**WHAT IS BEING ASKED**
Report how many lines in the records below contain the word "folder". Give only the number.

--- start of RECORDED INFORMATION ---

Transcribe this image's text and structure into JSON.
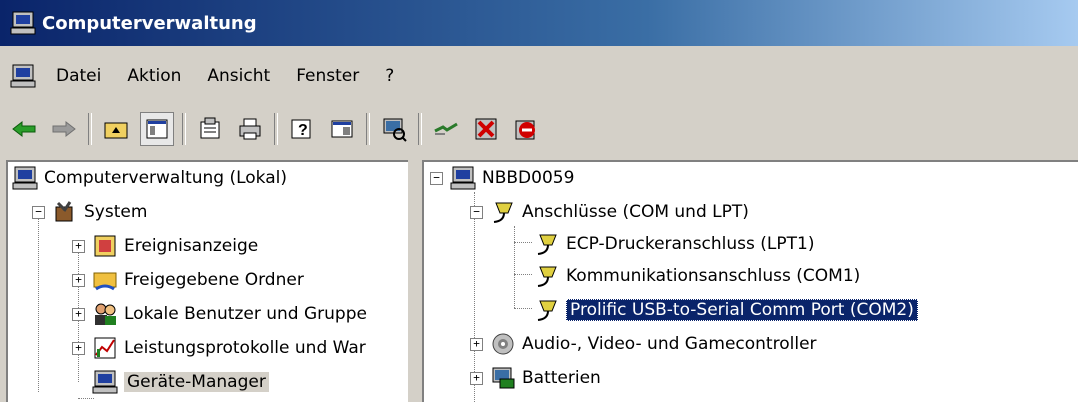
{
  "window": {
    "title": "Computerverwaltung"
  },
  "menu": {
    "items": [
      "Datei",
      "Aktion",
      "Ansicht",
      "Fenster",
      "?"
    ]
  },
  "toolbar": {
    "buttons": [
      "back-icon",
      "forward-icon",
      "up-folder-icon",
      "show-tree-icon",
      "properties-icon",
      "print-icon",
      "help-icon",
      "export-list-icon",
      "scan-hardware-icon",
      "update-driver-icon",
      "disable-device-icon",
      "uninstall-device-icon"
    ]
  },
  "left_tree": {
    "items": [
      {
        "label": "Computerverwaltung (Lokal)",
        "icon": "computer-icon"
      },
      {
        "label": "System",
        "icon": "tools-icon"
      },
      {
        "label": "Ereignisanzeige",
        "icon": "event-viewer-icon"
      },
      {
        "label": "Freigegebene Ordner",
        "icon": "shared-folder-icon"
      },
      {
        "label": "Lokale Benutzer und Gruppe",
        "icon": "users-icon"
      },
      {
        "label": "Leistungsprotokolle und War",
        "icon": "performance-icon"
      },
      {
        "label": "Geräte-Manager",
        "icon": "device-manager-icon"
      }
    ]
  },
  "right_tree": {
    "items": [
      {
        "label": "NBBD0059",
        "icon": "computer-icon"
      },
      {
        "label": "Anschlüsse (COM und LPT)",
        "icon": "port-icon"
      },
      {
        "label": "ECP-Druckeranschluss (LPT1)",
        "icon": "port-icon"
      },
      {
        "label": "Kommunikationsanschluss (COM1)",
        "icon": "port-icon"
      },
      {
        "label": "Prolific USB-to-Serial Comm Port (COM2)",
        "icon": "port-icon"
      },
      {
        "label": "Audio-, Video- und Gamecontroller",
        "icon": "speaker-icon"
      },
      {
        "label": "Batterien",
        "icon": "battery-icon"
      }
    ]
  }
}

--- end of RECORDED INFORMATION ---
--- start of RECORDED INFORMATION ---

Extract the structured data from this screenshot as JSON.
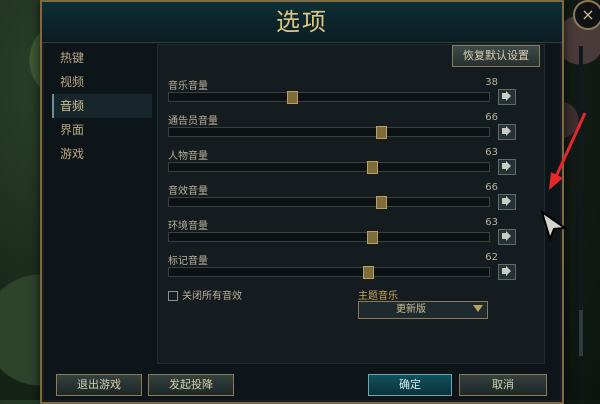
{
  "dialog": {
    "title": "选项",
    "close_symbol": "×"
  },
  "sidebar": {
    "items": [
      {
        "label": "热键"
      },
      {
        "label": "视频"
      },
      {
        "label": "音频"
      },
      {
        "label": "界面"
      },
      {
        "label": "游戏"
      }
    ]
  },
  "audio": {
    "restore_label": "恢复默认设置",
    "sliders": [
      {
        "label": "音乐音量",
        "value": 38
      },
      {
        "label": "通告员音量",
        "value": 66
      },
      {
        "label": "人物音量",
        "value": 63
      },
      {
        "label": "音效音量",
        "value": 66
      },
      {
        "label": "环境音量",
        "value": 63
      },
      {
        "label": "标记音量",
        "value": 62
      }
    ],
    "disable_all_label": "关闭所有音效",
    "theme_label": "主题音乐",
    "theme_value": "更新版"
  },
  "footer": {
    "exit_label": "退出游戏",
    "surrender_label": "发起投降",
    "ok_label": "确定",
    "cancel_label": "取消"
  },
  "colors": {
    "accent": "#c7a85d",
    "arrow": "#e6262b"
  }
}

--- end of RECORDED INFORMATION ---

**RESULT**
2